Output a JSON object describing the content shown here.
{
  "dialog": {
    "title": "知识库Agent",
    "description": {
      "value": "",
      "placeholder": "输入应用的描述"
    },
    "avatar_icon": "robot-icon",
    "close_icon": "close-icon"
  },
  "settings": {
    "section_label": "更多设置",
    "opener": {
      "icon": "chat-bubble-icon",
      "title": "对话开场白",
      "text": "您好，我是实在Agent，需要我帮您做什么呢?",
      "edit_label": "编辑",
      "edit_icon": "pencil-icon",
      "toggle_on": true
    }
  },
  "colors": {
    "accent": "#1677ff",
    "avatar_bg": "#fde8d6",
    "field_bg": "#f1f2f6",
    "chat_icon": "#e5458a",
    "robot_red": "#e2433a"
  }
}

☆ ☆ ☆ ☆ ☆

Retype every entry above, word for word.

▶ [Response for this exercise]:
Output a JSON object describing the content shown here.
{
  "dialog": {
    "title": "知识库Agent",
    "description": {
      "value": "",
      "placeholder": "输入应用的描述"
    },
    "avatar_icon": "robot-icon",
    "close_icon": "close-icon"
  },
  "settings": {
    "section_label": "更多设置",
    "opener": {
      "icon": "chat-bubble-icon",
      "title": "对话开场白",
      "text": "您好，我是实在Agent，需要我帮您做什么呢?",
      "edit_label": "编辑",
      "edit_icon": "pencil-icon",
      "toggle_on": true
    }
  },
  "colors": {
    "accent": "#1677ff",
    "avatar_bg": "#fde8d6",
    "field_bg": "#f1f2f6",
    "chat_icon": "#e5458a",
    "robot_red": "#e2433a"
  }
}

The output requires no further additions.